- TASK GOAL -
Show every line containing "JSON" by copying it.

- ENTRIES -
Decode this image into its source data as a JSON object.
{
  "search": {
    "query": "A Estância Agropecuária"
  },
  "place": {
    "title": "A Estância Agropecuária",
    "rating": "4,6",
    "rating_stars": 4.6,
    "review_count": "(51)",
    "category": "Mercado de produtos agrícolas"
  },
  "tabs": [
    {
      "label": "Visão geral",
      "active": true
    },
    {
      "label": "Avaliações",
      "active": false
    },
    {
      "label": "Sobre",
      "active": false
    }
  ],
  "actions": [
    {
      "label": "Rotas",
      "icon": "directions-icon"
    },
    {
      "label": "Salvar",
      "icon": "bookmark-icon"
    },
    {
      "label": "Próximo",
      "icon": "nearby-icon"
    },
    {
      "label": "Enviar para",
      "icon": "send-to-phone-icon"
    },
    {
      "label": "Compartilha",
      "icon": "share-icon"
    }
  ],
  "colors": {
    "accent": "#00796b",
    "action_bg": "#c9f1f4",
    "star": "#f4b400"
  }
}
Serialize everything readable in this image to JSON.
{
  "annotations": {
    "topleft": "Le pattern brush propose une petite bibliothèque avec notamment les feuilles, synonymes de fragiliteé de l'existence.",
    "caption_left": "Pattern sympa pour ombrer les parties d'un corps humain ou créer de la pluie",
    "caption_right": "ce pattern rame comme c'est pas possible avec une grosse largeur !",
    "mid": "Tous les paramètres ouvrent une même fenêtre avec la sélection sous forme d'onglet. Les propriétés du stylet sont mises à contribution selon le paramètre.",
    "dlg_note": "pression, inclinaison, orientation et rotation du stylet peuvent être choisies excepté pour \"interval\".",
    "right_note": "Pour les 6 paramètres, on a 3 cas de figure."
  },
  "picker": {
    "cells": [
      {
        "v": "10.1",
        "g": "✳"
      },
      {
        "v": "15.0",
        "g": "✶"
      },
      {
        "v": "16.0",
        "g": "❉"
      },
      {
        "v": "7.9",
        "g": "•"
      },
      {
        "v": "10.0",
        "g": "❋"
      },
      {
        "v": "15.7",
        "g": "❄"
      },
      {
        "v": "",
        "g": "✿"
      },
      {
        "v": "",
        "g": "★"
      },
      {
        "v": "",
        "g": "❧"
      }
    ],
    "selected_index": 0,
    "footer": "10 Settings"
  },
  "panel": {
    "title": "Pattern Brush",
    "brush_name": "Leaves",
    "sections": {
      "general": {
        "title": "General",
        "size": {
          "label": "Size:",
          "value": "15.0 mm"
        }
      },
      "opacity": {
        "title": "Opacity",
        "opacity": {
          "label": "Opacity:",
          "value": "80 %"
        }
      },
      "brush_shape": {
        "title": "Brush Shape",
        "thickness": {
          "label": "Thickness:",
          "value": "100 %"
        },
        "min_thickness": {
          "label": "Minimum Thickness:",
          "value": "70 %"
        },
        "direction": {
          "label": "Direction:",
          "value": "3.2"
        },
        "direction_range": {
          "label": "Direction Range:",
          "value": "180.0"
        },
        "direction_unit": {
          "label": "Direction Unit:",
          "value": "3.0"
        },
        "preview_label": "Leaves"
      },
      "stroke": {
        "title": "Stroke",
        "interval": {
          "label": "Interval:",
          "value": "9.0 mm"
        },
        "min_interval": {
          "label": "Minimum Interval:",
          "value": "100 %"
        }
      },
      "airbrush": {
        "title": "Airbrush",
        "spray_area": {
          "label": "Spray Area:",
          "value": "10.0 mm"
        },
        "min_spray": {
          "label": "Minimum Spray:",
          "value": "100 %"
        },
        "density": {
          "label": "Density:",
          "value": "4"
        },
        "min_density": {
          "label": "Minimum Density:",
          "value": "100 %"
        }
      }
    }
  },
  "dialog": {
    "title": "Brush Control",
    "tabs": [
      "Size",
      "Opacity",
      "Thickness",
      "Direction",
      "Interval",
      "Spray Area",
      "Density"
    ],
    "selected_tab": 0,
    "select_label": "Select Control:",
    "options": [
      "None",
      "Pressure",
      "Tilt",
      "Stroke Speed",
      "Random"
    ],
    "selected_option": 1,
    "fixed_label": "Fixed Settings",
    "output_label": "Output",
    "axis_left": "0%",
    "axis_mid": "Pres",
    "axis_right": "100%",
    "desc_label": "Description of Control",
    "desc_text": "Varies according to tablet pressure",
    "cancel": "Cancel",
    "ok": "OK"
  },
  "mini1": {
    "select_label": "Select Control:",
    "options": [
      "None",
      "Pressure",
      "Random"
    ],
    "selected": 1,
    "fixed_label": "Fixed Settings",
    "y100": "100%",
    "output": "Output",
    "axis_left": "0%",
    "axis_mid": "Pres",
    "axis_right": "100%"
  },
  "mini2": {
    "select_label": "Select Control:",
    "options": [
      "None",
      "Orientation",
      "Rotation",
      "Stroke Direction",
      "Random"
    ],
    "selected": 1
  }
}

- TASK RESPONSE -
Decode this image into its source data as a JSON object.
Serialize everything readable in this image to JSON.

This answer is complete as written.